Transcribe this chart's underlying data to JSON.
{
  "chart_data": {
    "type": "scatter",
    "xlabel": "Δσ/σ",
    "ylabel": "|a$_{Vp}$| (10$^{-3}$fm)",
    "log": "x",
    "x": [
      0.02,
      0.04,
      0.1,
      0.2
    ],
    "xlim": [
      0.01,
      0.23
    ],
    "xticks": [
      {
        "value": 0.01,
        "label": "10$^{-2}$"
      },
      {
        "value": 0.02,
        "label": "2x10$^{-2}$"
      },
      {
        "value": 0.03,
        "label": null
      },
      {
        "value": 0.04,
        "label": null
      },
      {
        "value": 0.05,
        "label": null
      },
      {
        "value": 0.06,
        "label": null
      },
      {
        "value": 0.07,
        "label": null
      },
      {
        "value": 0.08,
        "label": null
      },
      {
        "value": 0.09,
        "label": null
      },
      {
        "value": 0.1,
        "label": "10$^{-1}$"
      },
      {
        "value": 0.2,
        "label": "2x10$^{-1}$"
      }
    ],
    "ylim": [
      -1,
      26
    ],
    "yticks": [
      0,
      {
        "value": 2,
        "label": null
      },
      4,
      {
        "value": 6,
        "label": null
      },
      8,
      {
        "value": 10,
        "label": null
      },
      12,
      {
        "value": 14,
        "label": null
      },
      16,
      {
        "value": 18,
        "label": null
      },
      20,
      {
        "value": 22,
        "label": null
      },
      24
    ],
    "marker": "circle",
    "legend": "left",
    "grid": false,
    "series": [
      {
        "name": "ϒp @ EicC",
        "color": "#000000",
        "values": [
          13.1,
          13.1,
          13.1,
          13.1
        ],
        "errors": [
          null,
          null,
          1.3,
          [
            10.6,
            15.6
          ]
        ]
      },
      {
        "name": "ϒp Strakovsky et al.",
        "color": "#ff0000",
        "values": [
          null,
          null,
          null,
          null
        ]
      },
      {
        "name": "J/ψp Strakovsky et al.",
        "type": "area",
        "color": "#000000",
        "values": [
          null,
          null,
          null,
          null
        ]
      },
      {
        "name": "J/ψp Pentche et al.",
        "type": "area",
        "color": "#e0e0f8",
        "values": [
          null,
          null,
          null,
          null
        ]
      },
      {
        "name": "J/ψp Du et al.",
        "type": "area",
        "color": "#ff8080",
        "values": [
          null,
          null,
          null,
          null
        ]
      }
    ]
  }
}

## PROBLEM STATEMENT
Pick out lines containing the word "Strakovsky", each one as written.

## ANSWER IN FULL
        "name": "ϒp Strakovsky et al.",
        "name": "J/ψp Strakovsky et al.",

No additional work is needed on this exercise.